_Problem requirements_.
Extract each line where the string "돌려받으셔야" shows up.

[Provided records start]

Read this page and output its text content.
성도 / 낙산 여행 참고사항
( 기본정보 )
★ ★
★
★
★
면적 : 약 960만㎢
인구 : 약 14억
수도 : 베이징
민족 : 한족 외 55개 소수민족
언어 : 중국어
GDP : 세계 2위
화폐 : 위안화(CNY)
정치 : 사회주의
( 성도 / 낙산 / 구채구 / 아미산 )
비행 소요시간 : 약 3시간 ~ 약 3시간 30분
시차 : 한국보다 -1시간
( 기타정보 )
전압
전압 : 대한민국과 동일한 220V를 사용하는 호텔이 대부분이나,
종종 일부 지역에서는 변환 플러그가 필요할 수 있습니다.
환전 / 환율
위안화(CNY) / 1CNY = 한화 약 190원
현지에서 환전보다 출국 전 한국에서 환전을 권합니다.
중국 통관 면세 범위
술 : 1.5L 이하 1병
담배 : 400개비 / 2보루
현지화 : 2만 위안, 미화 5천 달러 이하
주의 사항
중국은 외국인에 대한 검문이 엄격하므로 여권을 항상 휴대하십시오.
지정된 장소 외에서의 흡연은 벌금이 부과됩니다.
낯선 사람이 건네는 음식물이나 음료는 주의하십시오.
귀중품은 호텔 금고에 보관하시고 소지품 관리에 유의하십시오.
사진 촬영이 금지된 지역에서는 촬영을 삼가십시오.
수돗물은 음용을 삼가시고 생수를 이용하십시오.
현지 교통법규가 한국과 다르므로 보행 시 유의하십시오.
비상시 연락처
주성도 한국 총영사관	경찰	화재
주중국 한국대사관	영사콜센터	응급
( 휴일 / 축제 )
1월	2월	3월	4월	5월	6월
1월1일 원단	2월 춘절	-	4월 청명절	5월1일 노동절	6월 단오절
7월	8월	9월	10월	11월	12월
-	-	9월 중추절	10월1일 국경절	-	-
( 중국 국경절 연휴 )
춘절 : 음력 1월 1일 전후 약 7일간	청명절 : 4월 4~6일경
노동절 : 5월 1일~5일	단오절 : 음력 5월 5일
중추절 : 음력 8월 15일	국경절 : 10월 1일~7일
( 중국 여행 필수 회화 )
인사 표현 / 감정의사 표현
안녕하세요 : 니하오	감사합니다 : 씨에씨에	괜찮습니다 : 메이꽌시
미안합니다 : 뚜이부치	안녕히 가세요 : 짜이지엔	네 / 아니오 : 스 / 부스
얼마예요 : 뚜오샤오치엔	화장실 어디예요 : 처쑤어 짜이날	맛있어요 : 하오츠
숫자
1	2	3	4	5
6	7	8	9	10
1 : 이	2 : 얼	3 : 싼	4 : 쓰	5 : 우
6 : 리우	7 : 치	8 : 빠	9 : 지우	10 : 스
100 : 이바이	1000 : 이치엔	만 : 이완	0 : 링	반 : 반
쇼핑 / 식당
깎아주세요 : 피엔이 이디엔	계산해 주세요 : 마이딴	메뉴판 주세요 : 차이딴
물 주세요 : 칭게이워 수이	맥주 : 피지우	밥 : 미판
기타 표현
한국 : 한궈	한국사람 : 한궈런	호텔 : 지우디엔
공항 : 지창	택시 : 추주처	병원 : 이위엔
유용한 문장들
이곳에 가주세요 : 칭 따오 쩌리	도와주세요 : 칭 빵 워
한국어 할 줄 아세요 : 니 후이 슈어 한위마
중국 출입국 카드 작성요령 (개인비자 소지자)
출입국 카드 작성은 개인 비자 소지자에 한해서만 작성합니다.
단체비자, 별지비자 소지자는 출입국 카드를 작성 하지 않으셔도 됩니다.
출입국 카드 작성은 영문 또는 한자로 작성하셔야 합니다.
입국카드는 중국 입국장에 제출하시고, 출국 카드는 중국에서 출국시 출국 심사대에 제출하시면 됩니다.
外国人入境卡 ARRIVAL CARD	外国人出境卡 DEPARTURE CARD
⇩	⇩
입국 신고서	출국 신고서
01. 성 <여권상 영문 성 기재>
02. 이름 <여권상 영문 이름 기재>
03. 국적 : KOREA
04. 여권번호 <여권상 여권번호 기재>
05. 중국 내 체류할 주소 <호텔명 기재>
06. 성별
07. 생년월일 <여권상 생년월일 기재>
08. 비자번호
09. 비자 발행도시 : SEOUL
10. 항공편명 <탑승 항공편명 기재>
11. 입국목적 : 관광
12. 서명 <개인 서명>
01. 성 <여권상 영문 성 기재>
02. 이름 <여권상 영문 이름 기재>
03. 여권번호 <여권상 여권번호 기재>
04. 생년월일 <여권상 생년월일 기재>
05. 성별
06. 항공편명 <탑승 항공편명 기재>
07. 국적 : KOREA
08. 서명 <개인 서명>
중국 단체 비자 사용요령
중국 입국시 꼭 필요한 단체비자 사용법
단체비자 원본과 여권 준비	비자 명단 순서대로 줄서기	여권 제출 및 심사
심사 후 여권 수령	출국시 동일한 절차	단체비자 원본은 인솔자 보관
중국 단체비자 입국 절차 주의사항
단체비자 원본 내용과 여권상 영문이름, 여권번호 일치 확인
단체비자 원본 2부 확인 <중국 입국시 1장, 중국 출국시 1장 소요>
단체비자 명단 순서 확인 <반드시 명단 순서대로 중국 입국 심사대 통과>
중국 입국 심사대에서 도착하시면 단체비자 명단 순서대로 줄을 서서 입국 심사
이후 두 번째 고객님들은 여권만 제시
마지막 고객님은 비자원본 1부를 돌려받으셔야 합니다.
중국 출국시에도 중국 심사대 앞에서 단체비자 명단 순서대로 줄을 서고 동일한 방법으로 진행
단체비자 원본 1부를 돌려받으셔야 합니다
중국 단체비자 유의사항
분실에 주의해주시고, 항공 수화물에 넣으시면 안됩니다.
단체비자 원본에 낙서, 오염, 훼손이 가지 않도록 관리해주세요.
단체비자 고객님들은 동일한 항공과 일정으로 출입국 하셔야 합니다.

[Provided records end]

_The response_.
마지막 고객님은 비자원본 1부를 돌려받으셔야 합니다.
단체비자 원본 1부를 돌려받으셔야 합니다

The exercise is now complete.